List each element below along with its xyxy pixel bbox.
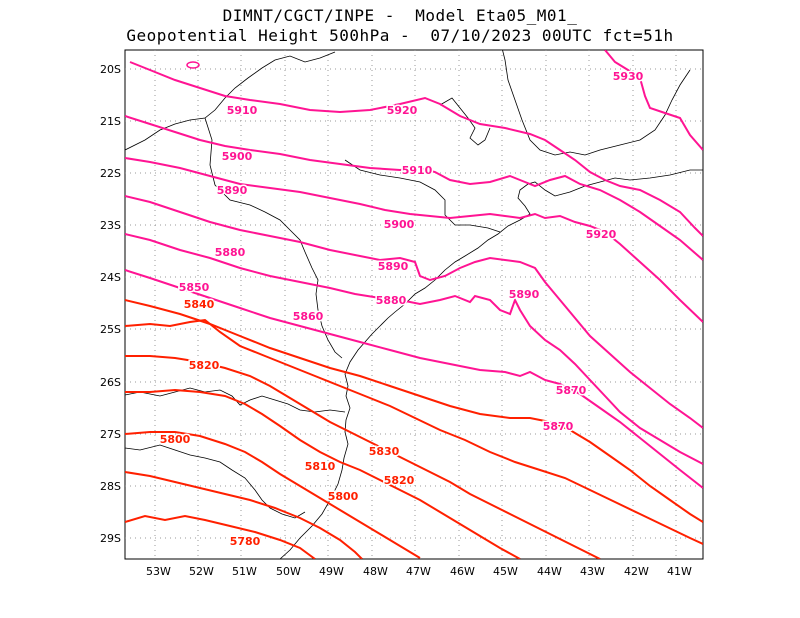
contour-label: 5890 [509,288,540,301]
contour-line [125,355,601,559]
contour-line [125,233,703,465]
lon-label: 42W [624,565,649,578]
contour-label: 5890 [378,260,409,273]
contour-label: 5920 [586,228,617,241]
contour-label: 5820 [384,474,415,487]
latitude-axis: 20S 21S 22S 23S 24S 25S 26S 27S 28S 29S [100,63,121,545]
contour-label: 5810 [305,460,336,473]
lon-label: 48W [363,565,388,578]
lon-label: 47W [406,565,431,578]
contour-label: 5910 [402,164,433,177]
contour-label: 5890 [217,184,248,197]
contour-line [125,299,703,523]
contour-line [125,431,421,559]
coastline [279,169,703,559]
lon-label: 49W [319,565,344,578]
contour-label: 5850 [179,281,210,294]
contour-line [125,471,363,559]
lon-label: 52W [189,565,214,578]
contour-label: 5880 [215,246,246,259]
contour-label: 5780 [230,535,261,548]
longitude-axis: 53W 52W 51W 50W 49W 48W 47W 46W 45W 44W … [146,565,692,578]
contour-label: 5880 [376,294,407,307]
lat-label: 25S [100,323,121,336]
contour-line [125,269,703,489]
state-border-5 [344,159,501,233]
state-border-7 [584,69,691,156]
contour-label: 5900 [384,218,415,231]
contour-label: 5860 [293,310,324,323]
bay-detail [439,97,491,146]
lat-label: 26S [100,376,121,389]
lon-label: 50W [276,565,301,578]
contour-label: 5930 [613,70,644,83]
lon-label: 44W [537,565,562,578]
contour-label: 5920 [387,104,418,117]
closed-contour [186,61,200,69]
contour-label: 5800 [160,433,191,446]
state-border-6 [502,50,586,156]
state-border-1 [125,51,336,151]
contour-label: 5870 [556,384,587,397]
lat-label: 29S [100,532,121,545]
lat-label: 28S [100,480,121,493]
contour-line [125,115,703,261]
contour-label: 5870 [543,420,574,433]
lat-label: 21S [100,115,121,128]
state-border-4 [125,444,306,519]
coastline-and-borders [125,50,703,559]
contour-label: 5840 [184,298,215,311]
lon-label: 53W [146,565,171,578]
contour-line [129,61,703,237]
title-line-1: DIMNT/CGCT/INPE - Model Eta05_M01_ [222,6,578,25]
contour-line [125,388,521,559]
lat-label: 22S [100,167,121,180]
contour-label: 5910 [227,104,258,117]
lat-label: 27S [100,428,121,441]
contour-label: 5830 [369,445,400,458]
contour-label: 5900 [222,150,253,163]
title-line-2: Geopotential Height 500hPa - 07/10/2023 … [126,26,674,45]
lat-label: 20S [100,63,121,76]
lon-label: 45W [493,565,518,578]
state-border-3 [125,387,346,413]
contour-line [125,157,703,323]
contour-line [604,50,703,151]
lat-label: 24S [100,271,121,284]
contour-labels: 5930 5920 5920 5910 5910 5900 5900 5890 5890 5890… [158,69,645,550]
map-frame [124,49,704,560]
height-contours [125,50,703,559]
contour-label: 5820 [189,359,220,372]
lat-label: 23S [100,219,121,232]
contour-line [125,318,703,545]
lon-label: 51W [232,565,257,578]
state-border-2 [204,117,343,359]
lon-label: 46W [450,565,475,578]
contour-line [125,195,703,429]
lon-label: 41W [667,565,692,578]
contour-line [125,514,316,559]
lon-label: 43W [580,565,605,578]
contour-label: 5800 [328,490,359,503]
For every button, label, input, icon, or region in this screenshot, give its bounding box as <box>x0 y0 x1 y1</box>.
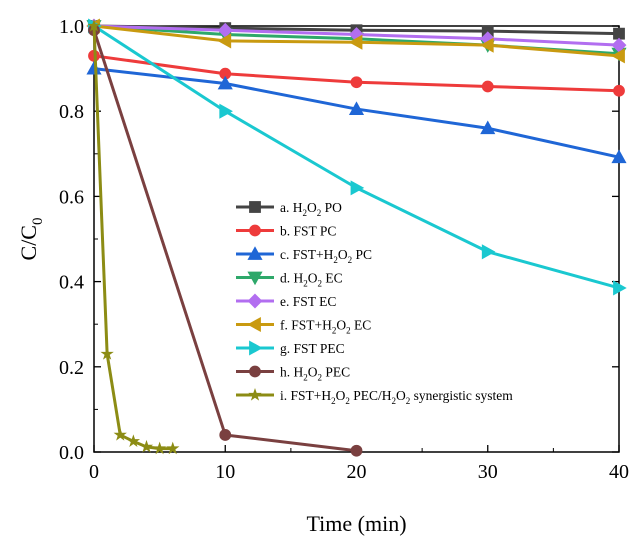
x-tick-label: 10 <box>215 461 235 483</box>
legend-label: h. H2​O2​ PEC <box>280 365 350 383</box>
series-b <box>88 49 625 97</box>
data-point <box>219 103 233 119</box>
legend-label: c. FST+H2​O2​ PC <box>280 247 372 265</box>
legend-label: e. FST EC <box>280 294 336 309</box>
data-point <box>166 441 180 455</box>
y-tick-label: 0.4 <box>59 272 84 294</box>
legend-marker <box>249 365 261 378</box>
x-tick-label: 0 <box>89 461 99 483</box>
legend-label: a. H2​O2​ PO <box>280 200 342 218</box>
legend-marker <box>247 246 263 260</box>
y-tick-label: 1.0 <box>59 16 84 38</box>
data-point <box>100 347 114 360</box>
data-point <box>219 429 232 441</box>
data-point <box>481 244 496 260</box>
data-point <box>348 101 365 115</box>
data-point <box>350 444 363 457</box>
data-point <box>87 18 101 32</box>
x-tick-label: 30 <box>478 461 498 483</box>
legend-marker <box>247 293 263 309</box>
y-tick-label: 0.2 <box>59 357 84 379</box>
legend-marker <box>249 224 261 237</box>
data-point <box>613 27 625 40</box>
data-point <box>480 120 496 135</box>
legend-marker <box>249 201 261 213</box>
data-point <box>613 84 625 97</box>
data-point <box>126 434 141 448</box>
legend-marker <box>247 271 263 286</box>
series-c <box>86 60 627 164</box>
series-i <box>87 18 180 455</box>
legend-label: b. FST PC <box>280 224 336 239</box>
data-point <box>481 80 494 93</box>
data-point <box>217 75 233 90</box>
y-axis-title: C/C0​ <box>16 218 46 261</box>
data-point <box>348 34 363 50</box>
data-point <box>611 48 625 64</box>
legend-label: f. FST+H2​O2​ EC <box>280 318 371 336</box>
y-tick-label: 0.6 <box>59 186 84 208</box>
legend-label: i. FST+H2​O2​ PEC/H2​O2​ synergistic sys… <box>280 388 513 406</box>
x-tick-label: 40 <box>609 461 629 483</box>
data-point <box>152 441 167 455</box>
data-point <box>613 280 627 296</box>
legend-label: d. H2​O2​ EC <box>280 271 343 289</box>
data-point <box>611 149 627 164</box>
data-point <box>217 33 232 49</box>
data-point <box>113 427 127 441</box>
y-tick-label: 0.0 <box>59 442 84 464</box>
data-point <box>139 439 154 453</box>
legend-marker <box>247 316 261 333</box>
data-point <box>350 76 363 89</box>
legend-label: g. FST PEC <box>280 341 345 356</box>
x-tick-label: 20 <box>347 461 367 483</box>
legend-marker <box>248 387 262 401</box>
x-axis-title: Time (min) <box>306 511 406 536</box>
data-point <box>350 180 365 196</box>
data-point <box>86 60 102 75</box>
legend: a. H2​O2​ PO b. FST PC c. FST+H2​O2​ PC d. … <box>236 200 513 406</box>
legend-marker <box>249 340 263 356</box>
y-tick-label: 0.8 <box>59 101 84 123</box>
data-point <box>480 37 494 53</box>
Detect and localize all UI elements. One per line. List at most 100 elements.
___
— Anforderungen —
Gib an, wie viele Zeilen im Material die Zeichenfolge „marker“ enthalten, und nenne dabei nur die Zahl.

— Lösung der Aufgabe —
9